--- START OF INFORMATION SHOWN ---

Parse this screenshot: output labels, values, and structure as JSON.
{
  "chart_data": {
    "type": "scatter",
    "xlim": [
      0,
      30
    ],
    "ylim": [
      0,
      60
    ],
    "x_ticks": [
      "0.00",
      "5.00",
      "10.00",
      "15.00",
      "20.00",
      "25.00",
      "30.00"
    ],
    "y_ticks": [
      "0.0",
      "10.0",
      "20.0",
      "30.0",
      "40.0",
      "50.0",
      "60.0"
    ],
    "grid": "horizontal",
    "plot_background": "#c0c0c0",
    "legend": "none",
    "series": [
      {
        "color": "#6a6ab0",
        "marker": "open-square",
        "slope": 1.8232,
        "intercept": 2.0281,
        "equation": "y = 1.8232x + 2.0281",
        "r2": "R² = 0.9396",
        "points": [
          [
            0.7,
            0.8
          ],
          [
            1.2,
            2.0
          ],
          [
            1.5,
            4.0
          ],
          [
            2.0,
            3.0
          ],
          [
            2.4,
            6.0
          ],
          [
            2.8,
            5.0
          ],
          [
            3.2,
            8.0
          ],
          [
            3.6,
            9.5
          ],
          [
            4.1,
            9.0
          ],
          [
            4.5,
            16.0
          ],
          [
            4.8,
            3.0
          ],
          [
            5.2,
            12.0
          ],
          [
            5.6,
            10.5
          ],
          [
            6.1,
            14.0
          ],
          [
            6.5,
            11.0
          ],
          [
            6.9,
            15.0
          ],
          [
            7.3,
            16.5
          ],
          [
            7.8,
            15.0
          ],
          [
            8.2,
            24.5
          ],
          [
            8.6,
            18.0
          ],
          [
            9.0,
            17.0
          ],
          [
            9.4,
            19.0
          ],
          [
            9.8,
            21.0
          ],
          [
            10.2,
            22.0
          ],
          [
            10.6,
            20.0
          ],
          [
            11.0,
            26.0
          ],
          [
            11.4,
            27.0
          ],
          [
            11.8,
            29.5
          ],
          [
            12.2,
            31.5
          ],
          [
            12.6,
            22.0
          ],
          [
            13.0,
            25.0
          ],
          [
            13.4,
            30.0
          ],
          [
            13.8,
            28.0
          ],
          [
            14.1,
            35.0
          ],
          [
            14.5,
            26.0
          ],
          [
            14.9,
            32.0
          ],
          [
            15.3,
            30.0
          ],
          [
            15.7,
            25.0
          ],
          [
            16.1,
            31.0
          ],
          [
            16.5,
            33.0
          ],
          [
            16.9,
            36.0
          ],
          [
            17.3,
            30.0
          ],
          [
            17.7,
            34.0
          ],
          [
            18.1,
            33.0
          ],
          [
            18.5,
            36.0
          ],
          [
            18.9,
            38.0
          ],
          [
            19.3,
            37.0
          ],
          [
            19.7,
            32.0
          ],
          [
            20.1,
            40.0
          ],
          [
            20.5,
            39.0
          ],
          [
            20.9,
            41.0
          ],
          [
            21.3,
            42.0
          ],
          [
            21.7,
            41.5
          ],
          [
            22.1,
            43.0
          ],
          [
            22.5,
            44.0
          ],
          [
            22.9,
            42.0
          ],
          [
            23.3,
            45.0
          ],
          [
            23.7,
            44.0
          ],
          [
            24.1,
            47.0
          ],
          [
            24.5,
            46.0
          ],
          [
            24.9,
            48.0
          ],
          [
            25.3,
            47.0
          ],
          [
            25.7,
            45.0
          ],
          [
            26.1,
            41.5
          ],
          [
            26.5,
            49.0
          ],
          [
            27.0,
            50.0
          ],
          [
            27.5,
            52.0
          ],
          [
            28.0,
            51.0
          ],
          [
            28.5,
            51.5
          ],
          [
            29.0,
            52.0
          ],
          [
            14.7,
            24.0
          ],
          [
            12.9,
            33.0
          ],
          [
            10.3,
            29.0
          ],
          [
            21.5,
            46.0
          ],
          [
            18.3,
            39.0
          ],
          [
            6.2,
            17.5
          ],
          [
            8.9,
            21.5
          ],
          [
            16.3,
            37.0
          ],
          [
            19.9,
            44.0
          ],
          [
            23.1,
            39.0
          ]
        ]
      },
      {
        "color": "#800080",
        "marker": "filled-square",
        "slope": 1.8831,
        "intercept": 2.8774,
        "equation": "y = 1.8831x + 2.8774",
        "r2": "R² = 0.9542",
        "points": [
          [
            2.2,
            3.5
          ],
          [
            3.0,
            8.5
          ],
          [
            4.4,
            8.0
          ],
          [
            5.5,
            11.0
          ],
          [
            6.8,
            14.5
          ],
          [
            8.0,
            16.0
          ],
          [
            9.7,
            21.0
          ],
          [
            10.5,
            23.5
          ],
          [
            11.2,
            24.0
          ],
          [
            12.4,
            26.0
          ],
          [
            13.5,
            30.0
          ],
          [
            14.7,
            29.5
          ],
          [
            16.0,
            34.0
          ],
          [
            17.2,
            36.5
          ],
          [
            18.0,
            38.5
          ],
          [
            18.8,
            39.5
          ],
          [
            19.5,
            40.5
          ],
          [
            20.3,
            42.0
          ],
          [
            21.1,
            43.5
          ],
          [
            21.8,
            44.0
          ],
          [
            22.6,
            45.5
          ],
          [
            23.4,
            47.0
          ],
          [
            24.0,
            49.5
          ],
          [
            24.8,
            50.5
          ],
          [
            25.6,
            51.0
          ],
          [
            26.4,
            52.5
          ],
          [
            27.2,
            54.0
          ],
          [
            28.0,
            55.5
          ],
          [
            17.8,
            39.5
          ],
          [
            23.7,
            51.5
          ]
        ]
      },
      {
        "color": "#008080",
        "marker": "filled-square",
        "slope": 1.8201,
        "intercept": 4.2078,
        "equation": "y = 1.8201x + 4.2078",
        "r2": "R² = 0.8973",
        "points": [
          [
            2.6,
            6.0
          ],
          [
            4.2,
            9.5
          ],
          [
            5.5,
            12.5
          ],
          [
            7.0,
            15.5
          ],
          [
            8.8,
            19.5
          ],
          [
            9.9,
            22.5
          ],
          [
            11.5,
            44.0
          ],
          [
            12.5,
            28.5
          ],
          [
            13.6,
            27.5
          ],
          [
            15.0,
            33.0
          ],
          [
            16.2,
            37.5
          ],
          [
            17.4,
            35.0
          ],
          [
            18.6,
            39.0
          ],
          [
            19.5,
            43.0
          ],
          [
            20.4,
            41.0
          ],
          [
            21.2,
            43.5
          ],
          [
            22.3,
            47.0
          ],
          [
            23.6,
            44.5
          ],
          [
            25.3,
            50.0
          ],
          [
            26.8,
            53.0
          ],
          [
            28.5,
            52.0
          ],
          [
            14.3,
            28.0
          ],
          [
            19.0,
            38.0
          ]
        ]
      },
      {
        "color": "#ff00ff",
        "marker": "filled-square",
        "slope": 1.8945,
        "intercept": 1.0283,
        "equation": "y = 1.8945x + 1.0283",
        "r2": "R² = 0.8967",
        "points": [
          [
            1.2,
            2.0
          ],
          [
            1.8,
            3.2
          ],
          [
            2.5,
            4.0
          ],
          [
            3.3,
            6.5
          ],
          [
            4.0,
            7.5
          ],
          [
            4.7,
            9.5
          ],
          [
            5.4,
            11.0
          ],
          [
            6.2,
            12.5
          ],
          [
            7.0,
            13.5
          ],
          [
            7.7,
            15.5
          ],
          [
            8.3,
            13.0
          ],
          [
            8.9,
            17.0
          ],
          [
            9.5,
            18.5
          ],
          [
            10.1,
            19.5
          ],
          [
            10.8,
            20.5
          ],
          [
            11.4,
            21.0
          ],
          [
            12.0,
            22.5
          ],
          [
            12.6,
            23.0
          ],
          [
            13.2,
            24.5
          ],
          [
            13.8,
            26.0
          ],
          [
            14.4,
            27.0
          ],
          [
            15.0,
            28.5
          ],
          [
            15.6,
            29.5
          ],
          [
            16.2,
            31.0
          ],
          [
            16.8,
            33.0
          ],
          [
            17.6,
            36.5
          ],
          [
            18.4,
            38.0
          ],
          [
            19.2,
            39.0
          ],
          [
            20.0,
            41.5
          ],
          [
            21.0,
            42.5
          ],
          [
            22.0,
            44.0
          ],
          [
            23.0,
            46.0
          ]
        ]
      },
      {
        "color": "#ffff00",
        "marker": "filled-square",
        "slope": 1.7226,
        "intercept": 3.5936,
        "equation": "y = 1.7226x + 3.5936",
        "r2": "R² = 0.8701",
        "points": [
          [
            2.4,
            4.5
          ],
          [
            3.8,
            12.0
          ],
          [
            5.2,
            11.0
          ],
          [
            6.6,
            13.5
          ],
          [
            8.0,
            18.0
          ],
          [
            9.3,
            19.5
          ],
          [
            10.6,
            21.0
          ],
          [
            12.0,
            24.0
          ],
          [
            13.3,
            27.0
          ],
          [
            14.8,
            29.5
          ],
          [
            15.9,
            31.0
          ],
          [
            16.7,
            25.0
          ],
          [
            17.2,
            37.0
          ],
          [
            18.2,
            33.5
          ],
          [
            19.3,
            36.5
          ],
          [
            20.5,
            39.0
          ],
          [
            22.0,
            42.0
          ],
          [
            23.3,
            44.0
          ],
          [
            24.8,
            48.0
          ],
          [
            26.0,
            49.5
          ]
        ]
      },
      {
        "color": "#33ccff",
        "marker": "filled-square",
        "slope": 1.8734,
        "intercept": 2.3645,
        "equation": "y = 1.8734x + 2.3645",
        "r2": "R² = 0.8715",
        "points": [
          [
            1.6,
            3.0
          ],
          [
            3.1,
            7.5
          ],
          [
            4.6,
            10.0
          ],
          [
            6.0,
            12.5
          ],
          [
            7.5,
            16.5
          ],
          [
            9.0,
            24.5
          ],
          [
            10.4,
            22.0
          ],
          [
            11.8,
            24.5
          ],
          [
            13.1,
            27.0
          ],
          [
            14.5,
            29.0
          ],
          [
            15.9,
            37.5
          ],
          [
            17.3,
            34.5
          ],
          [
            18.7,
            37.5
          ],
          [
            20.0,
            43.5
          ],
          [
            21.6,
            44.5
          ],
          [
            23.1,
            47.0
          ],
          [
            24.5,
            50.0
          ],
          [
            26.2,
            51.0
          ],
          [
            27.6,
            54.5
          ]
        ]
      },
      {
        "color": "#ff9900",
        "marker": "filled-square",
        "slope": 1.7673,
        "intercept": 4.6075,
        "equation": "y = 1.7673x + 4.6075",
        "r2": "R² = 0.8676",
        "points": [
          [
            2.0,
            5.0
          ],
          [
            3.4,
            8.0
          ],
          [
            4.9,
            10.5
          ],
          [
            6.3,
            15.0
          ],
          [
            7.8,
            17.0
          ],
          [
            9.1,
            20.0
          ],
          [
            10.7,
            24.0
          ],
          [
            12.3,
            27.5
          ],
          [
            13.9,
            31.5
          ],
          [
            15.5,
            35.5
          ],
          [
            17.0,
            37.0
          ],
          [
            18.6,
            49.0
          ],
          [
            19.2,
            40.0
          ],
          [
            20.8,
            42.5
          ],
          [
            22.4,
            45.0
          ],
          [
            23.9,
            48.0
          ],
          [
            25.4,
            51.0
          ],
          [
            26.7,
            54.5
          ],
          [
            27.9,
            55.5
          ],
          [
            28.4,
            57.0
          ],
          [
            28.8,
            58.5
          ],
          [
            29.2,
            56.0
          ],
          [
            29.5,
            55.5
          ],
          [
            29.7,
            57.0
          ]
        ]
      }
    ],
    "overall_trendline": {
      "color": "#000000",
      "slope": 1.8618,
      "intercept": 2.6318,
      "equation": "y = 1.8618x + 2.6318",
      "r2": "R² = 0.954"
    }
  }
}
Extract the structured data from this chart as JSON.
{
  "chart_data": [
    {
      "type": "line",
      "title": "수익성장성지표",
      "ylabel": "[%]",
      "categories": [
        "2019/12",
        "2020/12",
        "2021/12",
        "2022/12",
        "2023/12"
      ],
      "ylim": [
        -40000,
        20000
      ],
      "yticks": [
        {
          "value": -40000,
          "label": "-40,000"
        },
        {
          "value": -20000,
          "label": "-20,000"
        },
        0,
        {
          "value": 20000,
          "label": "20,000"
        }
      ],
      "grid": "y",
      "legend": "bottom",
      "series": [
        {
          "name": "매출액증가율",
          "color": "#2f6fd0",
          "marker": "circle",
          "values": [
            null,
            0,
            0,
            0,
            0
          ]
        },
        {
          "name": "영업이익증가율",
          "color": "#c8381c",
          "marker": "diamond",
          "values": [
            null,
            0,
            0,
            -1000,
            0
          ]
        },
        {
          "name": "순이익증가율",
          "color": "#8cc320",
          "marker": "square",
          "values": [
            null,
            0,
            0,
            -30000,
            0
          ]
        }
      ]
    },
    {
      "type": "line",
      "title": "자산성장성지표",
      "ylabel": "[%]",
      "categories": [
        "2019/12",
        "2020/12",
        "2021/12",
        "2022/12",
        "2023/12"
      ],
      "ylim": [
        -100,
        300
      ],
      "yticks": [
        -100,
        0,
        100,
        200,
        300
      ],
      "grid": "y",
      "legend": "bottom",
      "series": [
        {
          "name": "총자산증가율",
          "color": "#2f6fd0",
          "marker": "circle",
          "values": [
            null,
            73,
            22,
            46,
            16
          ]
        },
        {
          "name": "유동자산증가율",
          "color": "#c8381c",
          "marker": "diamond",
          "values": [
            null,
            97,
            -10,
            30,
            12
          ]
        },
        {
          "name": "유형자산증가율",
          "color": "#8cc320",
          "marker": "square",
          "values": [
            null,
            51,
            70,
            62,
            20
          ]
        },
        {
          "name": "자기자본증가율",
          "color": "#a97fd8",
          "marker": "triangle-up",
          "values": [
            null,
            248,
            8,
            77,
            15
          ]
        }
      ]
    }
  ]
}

--- END OF INFORMATION SHOWN ---

> **SET PROBLEM**: Go through the listing above line by line and say how many lines hold the word "equation". Reply with that number only.

> **CORRECT OUTPUT**: 8